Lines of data
----
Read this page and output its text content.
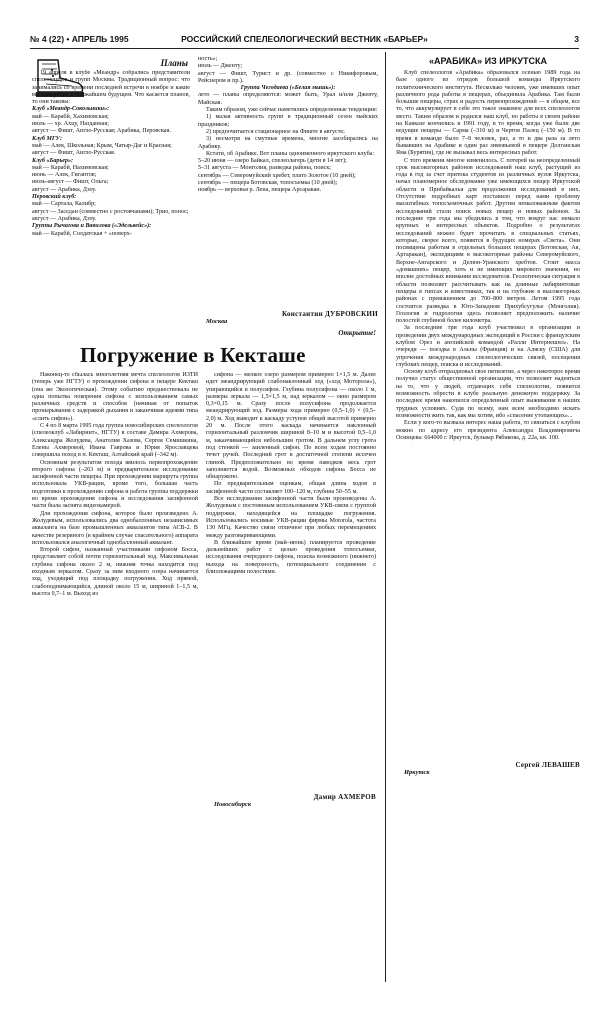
№ 4 (22) • АПРЕЛЬ 1995	РОССИЙСКИЙ СПЕЛЕОЛОГИЧЕСКИЙ ВЕСТНИК «БАРЬЕР»	3
Планы

19 апреля в клубе «Меандр» собрались представители спелеоклубов и групп Москвы. Традиционный вопрос: что занимались со времени последней встречи в ноябре и какие вы намерения в ближайшем будущем. Что касается планов, то они таковы:

Клуб «Меандр-Сокольники»:

май — Карабй, Хахимовская;

июль — хр. Ахцу, Назданная;

август — Фишт, Англо-Русская; Арабика, Перовская.

Клуб МГУ:

май — Алек, Школьная; Крым, Чатыр-Даг и Красная;

август — Фишт, Англо-Русская.

Клуб «Барьер»:

май — Карабй, Нахимовская;

июнь — Алек, Гигантов;

июль-август — Фишт, Ольга;

август — Арабика, Дзоу.

Перовский клуб:

май — Сартала, Калибр;

август — Заседан (совместно с ростовчанами); Трио, понос;

август — Арабика, Дзоу.

Группы Рычагова и Вавилова («Эдельвейс»):

май — Карабй, Солдатская + «поверх-

ность»;

июль — Дженту;

август — Фишт, Турист и др. (совместно с Никифоровым, Рейснером и пр.).

Группа Чегодаева («Белая мышь»):

лето — планы определяются: может быть, Урал и/или Дженту, Майская.

Таким образом, уже сейчас наметились определенные тенденции:

1) малая активность групп в традиционный сезон майских праздников;

2) предпочитается стационарное на Фиште в августе;

3) несмотря на смутные времена, многие засобирались на Арабику.

Кстати, об Арабике. Вот планы одноименного иркутского клуба:

5–20 июня — озеро Байкал, спелеолагерь (дети в 14 лет);

5–31 августа — Монголия, разведка района, поиск;

сентябрь — Северомуйский хребет, плато Золотое (10 дней);

сентябрь — пещера Ботовская, топосъемка (10 дней);

ноябрь — верховья р. Лена, пещера Арсаракан.

Константин ДУБРОВСКИЙ

Москва

Открытие!
Погружение в Кекташе

Наконец-то сбылась многолетняя мечта спелеологов ИЗТИ (теперь уже НГТУ) о прохождении сифона в пещере Кекташ (она же Экологическая). Этому событию предшествовала не одна попытка покорения сифона с использованием самых различных средств и способов (начиная от попыток пронырывания с задержкой дыхания и заканчивая идеями типа «слить сифон»).

С 4 по 8 марта 1995 года группа новосибирских спелеологов (спелеоклуб «Лабиринт», НГТУ) в составе Дамира Ахмерова, Александра Жолудева, Анатолия Хазова, Сергея Семишкина, Елены Ахмеровой, Ивана Гаврова и Юрия Ярославцева совершила поход в п. Кекташ, Алтайский край (–342 м).

Основным результатом похода явилось первопрохождение второго сифона (–263 м) и предварительное исследование засифонной части пещеры. При прохождении маршрута группа использовала УКВ-рации, кроме того, большая часть подготовки к прохождению сифона и работа группы поддержки во время прохождения сифона и исследования засифонной части была заснята видеокамерой.

Для прохождения сифона, которое было произведено А. Жолудевым, использовались два однобаллонных независимых акваланга на базе промышленных аквалангов типа АСВ-2. В качестве резервного (в крайнем случае спасательного) аппарата использовался аналогичный однобаллонный акваланг.

Второй сифон, названный участниками сифоном Босса, представляет собой почти горизонтальный ход. Максимальная глубина сифона около 2 м, нижняя точка находится под входным зеркалом. Сразу за ним входного озера начинается ход, уходящий под площадку погружения. Ход прямой, слабоподнимающийся, длиной около 15 м, шириной 1–1,5 м, высота 0,7–1 м. Выход из

сифона — мелкое озеро размером примерно 1×1,5 м. Далее идет меандрирующий слабонаклонный ход («ход Моторола»), упирающийся в полусифон. Глубина полусифона — около 1 м, размеры зеркала — 1,5×1,5 м, над зеркалом — окно размером 0,3×0,15 м. Сразу после полусифона продолжается меандрирующий ход. Размеры хода примерно (0,5–1,0) × (0,5–2,0) м. Ход выводит к каскаду уступов общей высотой примерно 20 м. После этого каскада начинается наклонный горизонтальный разломчик шириной 8–10 м и высотой 0,5–1,0 м, заканчивающийся небольшим гротом. В дальнем углу грота под стенкой — заиленный сифон. По всем ходам постоянно течет ручей. Последний грот в достаточной степени иссечен глиной. Предположительно во время паводков весь грот заполняется водой. Возможных обходов сифона Босса не обнаружено.

По предварительным оценкам, общая длина ходов в засифонной части составляет 100–120 м, глубина 50–55 м.

Все исследования засифонной части были произведены А. Жолудевым с постоянным использованием УКВ-связи с группой поддержки, находящейся на площадке погружения. Использовались носимые УКВ-рации фирмы Motorola, частота 130 МГц. Качество связи отличное при любых перемещениях между разговаривающими.

В ближайшее время (май–июнь) планируется проведение дальнейших работ с целью проведения топосъемки, исследования очередного сифона, поиска возможного (нижнего) выхода на поверхность, потенциального соединения с близлежащими полостями.

Дамир АХМЕРОВ

Новосибирск

«АРАБИКА» ИЗ ИРКУТСКА

Клуб спелеологов «Арабика» образовался осенью 1989 года на базе одного из отрядов большой команды Иркутского политехнического института. Несколько человек, уже имевших опыт различного рода работы в пещерах, объединила Арабика. Там были большие пещеры, страх и радость первопрохождений — в общем, все то, что аккумулирует в себе это такое знакомое для всех спелеологов место. Таким образом и родился наш клуб, но работы в своем районе на Кавказе кончились в 1991 году, в то время, когда уже были две ведущие пещеры — Сарма (–310 м) и Чертов Палец (–150 м). В то время в команде было 7–8 человек, раз, а то и два раза за лето бывавших на Арабике и один раз зимовьевой в пещере Долганская Яма (Бурятия), где не вызывал весь интересных работ.

С того времени многое изменилось. С потерей на неопределенный срок высокогорных районов исследований наш клуб, растущий из года в год за счет притока студентов из различных вузов Иркутска, начал планомерное обследование уже имеющихся пещер Иркутской области и Прибайкалья для продолжения исследований в них. Отсутствие подробных карт поставило перед нами проблему масштабных топосъемочных работ. Другим немаловажным фактом исследований стали поиск новых пещер и новых районов. За последние три года мы убедились в том, что вокруг нас немало крупных и интересных объектов. Подробно о результатах исследований можно будет прочитать в специальных статьях, которые, скорее всего, появятся в будущих номерах «Света». Они посвящены работам в отдельных больших пещерах (Ботовская, Ая, Аргаракан), экспедициям в высокогорные районы Северомуйского, Верхне-Ангарского и Делюн-Уранского хребтов. Стоит масса «домашних» пещер, хоть и не имеющих мирового значения, но вполне достойных внимания исследователя. Геологическая ситуация в области позволяет рассчитывать как на длинные лабиринтовые пещеры в гипсах и известняках, так и на глубокие в высокогорных районах с превышением до 700–800 метров. Летом 1995 года состоится разведка в Юго-Западном Прихубсугулье (Монголия). Геология и гидрология здесь позволяет предположить наличие полостей глубиной более километра.

За последние три года клуб участвовал в организации и проведении двух международных экспедиций в России с французским клубом Орез и английской командой «Ралли Интернешнл». На очереди — поездка в Альпы (Франция) и на Аляску (США) для упрочения международных спелеологических связей, посещения глубоких пещер, поиска и исследований.

Основу клуб отпраздновал свое пятилетие, а через некоторое время получил статус общественной организации, что позволяет надеяться на то, что у людей, отдающих себя спелеологии, появится возможность обрести в клубе реальную денежную поддержку. За последнее время накопился определенный опыт выживания в наших трудных условиях. Судя по всему, нам всем необходимо искать возможности жить так, как мы хотим, ибо «спасение утопающих»...

Если у кого-то вызвала интерес наша работа, то связаться с клубом можно по адресу его президента Александра Владимировича Осинцева: 664000 г. Иркутск, бульвар Рябикова, д. 22а, кв. 100.

Сергей ЛЕВАШЕВ

Иркутск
----
• **WRITTEN EXERCISE**
Copy out the data above exactly, except the pictures.

• **EXERCISE OUTPUT**
Read this page and output its text content.
№ 4 (22) • АПРЕЛЬ 1995	РОССИЙСКИЙ СПЕЛЕОЛОГИЧЕСКИЙ ВЕСТНИК «БАРЬЕР»	3
Планы

19 апреля в клубе «Меандр» собрались представители спелеоклубов и групп Москвы. Традиционный вопрос: что занимались со времени последней встречи в ноябре и какие вы намерения в ближайшем будущем. Что касается планов, то они таковы:

Клуб «Меандр-Сокольники»:

май — Карабй, Хахимовская;

июль — хр. Ахцу, Назданная;

август — Фишт, Англо-Русская; Арабика, Перовская.

Клуб МГУ:

май — Алек, Школьная; Крым, Чатыр-Даг и Красная;

август — Фишт, Англо-Русская.

Клуб «Барьер»:

май — Карабй, Нахимовская;

июнь — Алек, Гигантов;

июль-август — Фишт, Ольга;

август — Арабика, Дзоу.

Перовский клуб:

май — Сартала, Калибр;

август — Заседан (совместно с ростовчанами); Трио, понос;

август — Арабика, Дзоу.

Группы Рычагова и Вавилова («Эдельвейс»):

май — Карабй, Солдатская + «поверх-

ность»;

июль — Дженту;

август — Фишт, Турист и др. (совместно с Никифоровым, Рейснером и пр.).

Группа Чегодаева («Белая мышь»):

лето — планы определяются: может быть, Урал и/или Дженту, Майская.

Таким образом, уже сейчас наметились определенные тенденции:

1) малая активность групп в традиционный сезон майских праздников;

2) предпочитается стационарное на Фиште в августе;

3) несмотря на смутные времена, многие засобирались на Арабику.

Кстати, об Арабике. Вот планы одноименного иркутского клуба:

5–20 июня — озеро Байкал, спелеолагерь (дети в 14 лет);

5–31 августа — Монголия, разведка района, поиск;

сентябрь — Северомуйский хребет, плато Золотое (10 дней);

сентябрь — пещера Ботовская, топосъемка (10 дней);

ноябрь — верховья р. Лена, пещера Арсаракан.

Константин ДУБРОВСКИЙ

Москва

Открытие!
Погружение в Кекташе

Наконец-то сбылась многолетняя мечта спелеологов ИЗТИ (теперь уже НГТУ) о прохождении сифона в пещере Кекташ (она же Экологическая). Этому событию предшествовала не одна попытка покорения сифона с использованием самых различных средств и способов (начиная от попыток пронырывания с задержкой дыхания и заканчивая идеями типа «слить сифон»).

С 4 по 8 марта 1995 года группа новосибирских спелеологов (спелеоклуб «Лабиринт», НГТУ) в составе Дамира Ахмерова, Александра Жолудева, Анатолия Хазова, Сергея Семишкина, Елены Ахмеровой, Ивана Гаврова и Юрия Ярославцева совершила поход в п. Кекташ, Алтайский край (–342 м).

Основным результатом похода явилось первопрохождение второго сифона (–263 м) и предварительное исследование засифонной части пещеры. При прохождении маршрута группа использовала УКВ-рации, кроме того, большая часть подготовки к прохождению сифона и работа группы поддержки во время прохождения сифона и исследования засифонной части была заснята видеокамерой.

Для прохождения сифона, которое было произведено А. Жолудевым, использовались два однобаллонных независимых акваланга на базе промышленных аквалангов типа АСВ-2. В качестве резервного (в крайнем случае спасательного) аппарата использовался аналогичный однобаллонный акваланг.

Второй сифон, названный участниками сифоном Босса, представляет собой почти горизонтальный ход. Максимальная глубина сифона около 2 м, нижняя точка находится под входным зеркалом. Сразу за ним входного озера начинается ход, уходящий под площадку погружения. Ход прямой, слабоподнимающийся, длиной около 15 м, шириной 1–1,5 м, высота 0,7–1 м. Выход из

сифона — мелкое озеро размером примерно 1×1,5 м. Далее идет меандрирующий слабонаклонный ход («ход Моторола»), упирающийся в полусифон. Глубина полусифона — около 1 м, размеры зеркала — 1,5×1,5 м, над зеркалом — окно размером 0,3×0,15 м. Сразу после полусифона продолжается меандрирующий ход. Размеры хода примерно (0,5–1,0) × (0,5–2,0) м. Ход выводит к каскаду уступов общей высотой примерно 20 м. После этого каскада начинается наклонный горизонтальный разломчик шириной 8–10 м и высотой 0,5–1,0 м, заканчивающийся небольшим гротом. В дальнем углу грота под стенкой — заиленный сифон. По всем ходам постоянно течет ручей. Последний грот в достаточной степени иссечен глиной. Предположительно во время паводков весь грот заполняется водой. Возможных обходов сифона Босса не обнаружено.

По предварительным оценкам, общая длина ходов в засифонной части составляет 100–120 м, глубина 50–55 м.

Все исследования засифонной части были произведены А. Жолудевым с постоянным использованием УКВ-связи с группой поддержки, находящейся на площадке погружения. Использовались носимые УКВ-рации фирмы Motorola, частота 130 МГц. Качество связи отличное при любых перемещениях между разговаривающими.

В ближайшее время (май–июнь) планируется проведение дальнейших работ с целью проведения топосъемки, исследования очередного сифона, поиска возможного (нижнего) выхода на поверхность, потенциального соединения с близлежащими полостями.

Дамир АХМЕРОВ

Новосибирск

«АРАБИКА» ИЗ ИРКУТСКА

Клуб спелеологов «Арабика» образовался осенью 1989 года на базе одного из отрядов большой команды Иркутского политехнического института. Несколько человек, уже имевших опыт различного рода работы в пещерах, объединила Арабика. Там были большие пещеры, страх и радость первопрохождений — в общем, все то, что аккумулирует в себе это такое знакомое для всех спелеологов место. Таким образом и родился наш клуб, но работы в своем районе на Кавказе кончились в 1991 году, в то время, когда уже были две ведущие пещеры — Сарма (–310 м) и Чертов Палец (–150 м). В то время в команде было 7–8 человек, раз, а то и два раза за лето бывавших на Арабике и один раз зимовьевой в пещере Долганская Яма (Бурятия), где не вызывал весь интересных работ.

С того времени многое изменилось. С потерей на неопределенный срок высокогорных районов исследований наш клуб, растущий из года в год за счет притока студентов из различных вузов Иркутска, начал планомерное обследование уже имеющихся пещер Иркутской области и Прибайкалья для продолжения исследований в них. Отсутствие подробных карт поставило перед нами проблему масштабных топосъемочных работ. Другим немаловажным фактом исследований стали поиск новых пещер и новых районов. За последние три года мы убедились в том, что вокруг нас немало крупных и интересных объектов. Подробно о результатах исследований можно будет прочитать в специальных статьях, которые, скорее всего, появятся в будущих номерах «Света». Они посвящены работам в отдельных больших пещерах (Ботовская, Ая, Аргаракан), экспедициям в высокогорные районы Северомуйского, Верхне-Ангарского и Делюн-Уранского хребтов. Стоит масса «домашних» пещер, хоть и не имеющих мирового значения, но вполне достойных внимания исследователя. Геологическая ситуация в области позволяет рассчитывать как на длинные лабиринтовые пещеры в гипсах и известняках, так и на глубокие в высокогорных районах с превышением до 700–800 метров. Летом 1995 года состоится разведка в Юго-Западном Прихубсугулье (Монголия). Геология и гидрология здесь позволяет предположить наличие полостей глубиной более километра.

За последние три года клуб участвовал в организации и проведении двух международных экспедиций в России с французским клубом Орез и английской командой «Ралли Интернешнл». На очереди — поездка в Альпы (Франция) и на Аляску (США) для упрочения международных спелеологических связей, посещения глубоких пещер, поиска и исследований.

Основу клуб отпраздновал свое пятилетие, а через некоторое время получил статус общественной организации, что позволяет надеяться на то, что у людей, отдающих себя спелеологии, появится возможность обрести в клубе реальную денежную поддержку. За последнее время накопился определенный опыт выживания в наших трудных условиях. Судя по всему, нам всем необходимо искать возможности жить так, как мы хотим, ибо «спасение утопающих»...

Если у кого-то вызвала интерес наша работа, то связаться с клубом можно по адресу его президента Александра Владимировича Осинцева: 664000 г. Иркутск, бульвар Рябикова, д. 22а, кв. 100.

Сергей ЛЕВАШЕВ

Иркутск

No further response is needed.